*What is needed:*
Every record here should be printed again exactly.

*Supplied data:*

══════════

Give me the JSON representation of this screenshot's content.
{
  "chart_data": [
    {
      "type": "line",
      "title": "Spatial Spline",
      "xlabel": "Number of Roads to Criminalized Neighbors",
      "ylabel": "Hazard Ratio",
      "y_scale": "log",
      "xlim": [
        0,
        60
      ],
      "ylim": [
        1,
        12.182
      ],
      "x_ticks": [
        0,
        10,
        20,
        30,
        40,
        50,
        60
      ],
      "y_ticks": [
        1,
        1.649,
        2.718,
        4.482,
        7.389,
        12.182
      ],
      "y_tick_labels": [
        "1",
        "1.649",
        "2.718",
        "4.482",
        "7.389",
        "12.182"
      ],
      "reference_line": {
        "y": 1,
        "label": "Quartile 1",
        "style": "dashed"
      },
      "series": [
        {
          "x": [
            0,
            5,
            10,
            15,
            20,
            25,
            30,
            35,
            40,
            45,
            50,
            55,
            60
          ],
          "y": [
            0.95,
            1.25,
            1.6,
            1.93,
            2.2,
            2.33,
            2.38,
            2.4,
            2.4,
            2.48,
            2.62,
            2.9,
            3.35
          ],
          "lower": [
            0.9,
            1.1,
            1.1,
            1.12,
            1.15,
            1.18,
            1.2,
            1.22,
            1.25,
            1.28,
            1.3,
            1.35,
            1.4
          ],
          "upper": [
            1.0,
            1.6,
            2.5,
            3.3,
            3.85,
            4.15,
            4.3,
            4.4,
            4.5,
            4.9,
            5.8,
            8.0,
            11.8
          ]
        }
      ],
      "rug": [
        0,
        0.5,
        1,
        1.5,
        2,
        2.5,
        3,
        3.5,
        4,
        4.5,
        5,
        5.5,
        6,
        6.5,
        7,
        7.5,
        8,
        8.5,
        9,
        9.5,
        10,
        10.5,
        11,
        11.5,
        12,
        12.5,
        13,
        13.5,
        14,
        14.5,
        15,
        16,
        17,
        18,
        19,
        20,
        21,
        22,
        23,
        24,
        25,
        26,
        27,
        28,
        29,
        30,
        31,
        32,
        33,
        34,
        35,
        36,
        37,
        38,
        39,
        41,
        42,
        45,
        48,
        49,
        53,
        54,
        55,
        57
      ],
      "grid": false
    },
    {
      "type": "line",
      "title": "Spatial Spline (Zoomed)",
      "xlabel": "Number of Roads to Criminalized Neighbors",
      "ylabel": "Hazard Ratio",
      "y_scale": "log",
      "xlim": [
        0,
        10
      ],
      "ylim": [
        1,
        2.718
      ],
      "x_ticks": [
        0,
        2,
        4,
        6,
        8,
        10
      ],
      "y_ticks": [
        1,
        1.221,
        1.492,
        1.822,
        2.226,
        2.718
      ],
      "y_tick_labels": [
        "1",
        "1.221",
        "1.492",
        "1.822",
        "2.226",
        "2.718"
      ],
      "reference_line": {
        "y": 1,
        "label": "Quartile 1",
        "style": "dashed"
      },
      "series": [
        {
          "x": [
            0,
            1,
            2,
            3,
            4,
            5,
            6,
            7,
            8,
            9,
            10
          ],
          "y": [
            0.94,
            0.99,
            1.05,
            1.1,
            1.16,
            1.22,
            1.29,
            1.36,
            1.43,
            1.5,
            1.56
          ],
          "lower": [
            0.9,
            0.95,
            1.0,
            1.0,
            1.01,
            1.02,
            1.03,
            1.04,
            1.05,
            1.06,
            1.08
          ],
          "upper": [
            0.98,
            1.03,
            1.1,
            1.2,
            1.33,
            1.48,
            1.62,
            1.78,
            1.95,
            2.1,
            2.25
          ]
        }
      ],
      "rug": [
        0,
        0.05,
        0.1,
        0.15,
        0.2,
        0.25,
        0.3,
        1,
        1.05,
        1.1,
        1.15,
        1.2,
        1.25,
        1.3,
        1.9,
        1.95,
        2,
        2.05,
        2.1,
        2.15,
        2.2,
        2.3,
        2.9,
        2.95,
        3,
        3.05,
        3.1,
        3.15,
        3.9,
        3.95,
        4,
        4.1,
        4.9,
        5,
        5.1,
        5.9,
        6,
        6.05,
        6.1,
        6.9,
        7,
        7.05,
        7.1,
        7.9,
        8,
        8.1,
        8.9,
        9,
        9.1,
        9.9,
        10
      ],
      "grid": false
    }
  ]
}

══════════

*Answer:*
Give me the JSON representation of this screenshot's content.
{
  "chart_data": [
    {
      "type": "line",
      "title": "Spatial Spline",
      "xlabel": "Number of Roads to Criminalized Neighbors",
      "ylabel": "Hazard Ratio",
      "y_scale": "log",
      "xlim": [
        0,
        60
      ],
      "ylim": [
        1,
        12.182
      ],
      "x_ticks": [
        0,
        10,
        20,
        30,
        40,
        50,
        60
      ],
      "y_ticks": [
        1,
        1.649,
        2.718,
        4.482,
        7.389,
        12.182
      ],
      "y_tick_labels": [
        "1",
        "1.649",
        "2.718",
        "4.482",
        "7.389",
        "12.182"
      ],
      "reference_line": {
        "y": 1,
        "label": "Quartile 1",
        "style": "dashed"
      },
      "series": [
        {
          "x": [
            0,
            5,
            10,
            15,
            20,
            25,
            30,
            35,
            40,
            45,
            50,
            55,
            60
          ],
          "y": [
            0.95,
            1.25,
            1.6,
            1.93,
            2.2,
            2.33,
            2.38,
            2.4,
            2.4,
            2.48,
            2.62,
            2.9,
            3.35
          ],
          "lower": [
            0.9,
            1.1,
            1.1,
            1.12,
            1.15,
            1.18,
            1.2,
            1.22,
            1.25,
            1.28,
            1.3,
            1.35,
            1.4
          ],
          "upper": [
            1.0,
            1.6,
            2.5,
            3.3,
            3.85,
            4.15,
            4.3,
            4.4,
            4.5,
            4.9,
            5.8,
            8.0,
            11.8
          ]
        }
      ],
      "rug": [
        0,
        0.5,
        1,
        1.5,
        2,
        2.5,
        3,
        3.5,
        4,
        4.5,
        5,
        5.5,
        6,
        6.5,
        7,
        7.5,
        8,
        8.5,
        9,
        9.5,
        10,
        10.5,
        11,
        11.5,
        12,
        12.5,
        13,
        13.5,
        14,
        14.5,
        15,
        16,
        17,
        18,
        19,
        20,
        21,
        22,
        23,
        24,
        25,
        26,
        27,
        28,
        29,
        30,
        31,
        32,
        33,
        34,
        35,
        36,
        37,
        38,
        39,
        41,
        42,
        45,
        48,
        49,
        53,
        54,
        55,
        57
      ],
      "grid": false
    },
    {
      "type": "line",
      "title": "Spatial Spline (Zoomed)",
      "xlabel": "Number of Roads to Criminalized Neighbors",
      "ylabel": "Hazard Ratio",
      "y_scale": "log",
      "xlim": [
        0,
        10
      ],
      "ylim": [
        1,
        2.718
      ],
      "x_ticks": [
        0,
        2,
        4,
        6,
        8,
        10
      ],
      "y_ticks": [
        1,
        1.221,
        1.492,
        1.822,
        2.226,
        2.718
      ],
      "y_tick_labels": [
        "1",
        "1.221",
        "1.492",
        "1.822",
        "2.226",
        "2.718"
      ],
      "reference_line": {
        "y": 1,
        "label": "Quartile 1",
        "style": "dashed"
      },
      "series": [
        {
          "x": [
            0,
            1,
            2,
            3,
            4,
            5,
            6,
            7,
            8,
            9,
            10
          ],
          "y": [
            0.94,
            0.99,
            1.05,
            1.1,
            1.16,
            1.22,
            1.29,
            1.36,
            1.43,
            1.5,
            1.56
          ],
          "lower": [
            0.9,
            0.95,
            1.0,
            1.0,
            1.01,
            1.02,
            1.03,
            1.04,
            1.05,
            1.06,
            1.08
          ],
          "upper": [
            0.98,
            1.03,
            1.1,
            1.2,
            1.33,
            1.48,
            1.62,
            1.78,
            1.95,
            2.1,
            2.25
          ]
        }
      ],
      "rug": [
        0,
        0.05,
        0.1,
        0.15,
        0.2,
        0.25,
        0.3,
        1,
        1.05,
        1.1,
        1.15,
        1.2,
        1.25,
        1.3,
        1.9,
        1.95,
        2,
        2.05,
        2.1,
        2.15,
        2.2,
        2.3,
        2.9,
        2.95,
        3,
        3.05,
        3.1,
        3.15,
        3.9,
        3.95,
        4,
        4.1,
        4.9,
        5,
        5.1,
        5.9,
        6,
        6.05,
        6.1,
        6.9,
        7,
        7.05,
        7.1,
        7.9,
        8,
        8.1,
        8.9,
        9,
        9.1,
        9.9,
        10
      ],
      "grid": false
    }
  ]
}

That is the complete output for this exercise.